Source document —
# R8 Pre-Flight Checklist

**Run:** `Round 8 — Final deleaked 5-class CyberNER training`
**GPU:** RTX PRO 6000 (96GB VRAM), Vast.ai
**SSH:** `ssh -p 18732 root@199.126.203.145`

---

## 1. Sync (run from local machine)

- [ ] Run dry-run first: `bash scripts/sync_to_gpu.sh --dry-run`
- [ ] Review output — confirm only expected files listed
- [ ] Run real sync: `bash scripts/sync_to_gpu.sh`
- [ ] Verify post-sync checks all show ✅

## 2. Vendor Code (CRITICAL)

- [ ] `--o-downsample` flag exists in `opf/_train/args.py` on GPU
- [ ] `_apply_o_downsample` function exists in `opf/_train/runner.py` on GPU
- [ ] `opf` reinstalled after sync: `cd ~/alkyline/vendor/privacy-filter && pip install -e .`
- [ ] Verify: `opf train --help | grep o-downsample` shows the flag

## 3. Data Files on GPU

- [ ] `data/processed/r8_5class_train.jsonl` exists (~18MB, deleaked training set)

Tasks to perform —
(a) Translate this sentence from the checklist into Spanish: "Review output — confirm only expected files listed."
(b) Copy the checklist word for word, from "# R8 Pre-Flight" up to and including "from local machine)".
You won't need the lines that come after the checklist.

Raw data —
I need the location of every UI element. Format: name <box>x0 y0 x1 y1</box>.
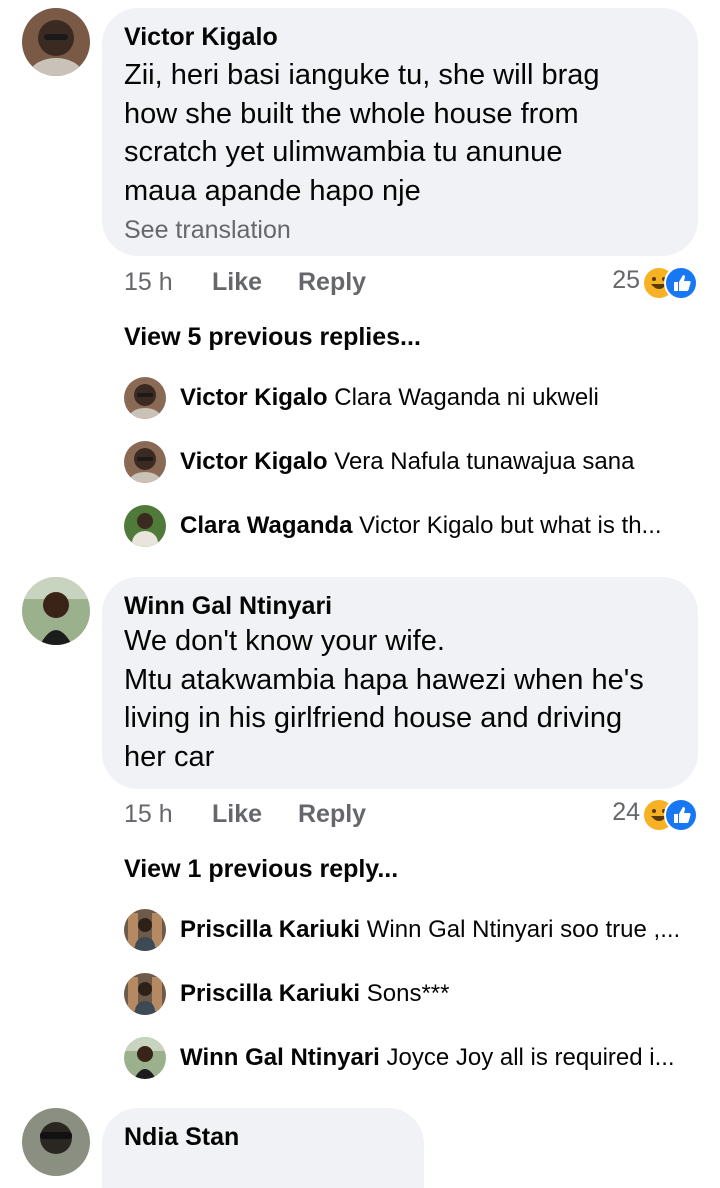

Solutions in order —
(a) Revise la salida: confirme que solo aparezcan los archivos esperados.

(b)
# R8 Pre-Flight Checklist

**Run:** `Round 8 — Final deleaked 5-class CyberNER training`
**GPU:** RTX PRO 6000 (96GB VRAM), Vast.ai
**SSH:** `ssh -p 18732 root@199.126.203.145`

---

## 1. Sync (run from local machine)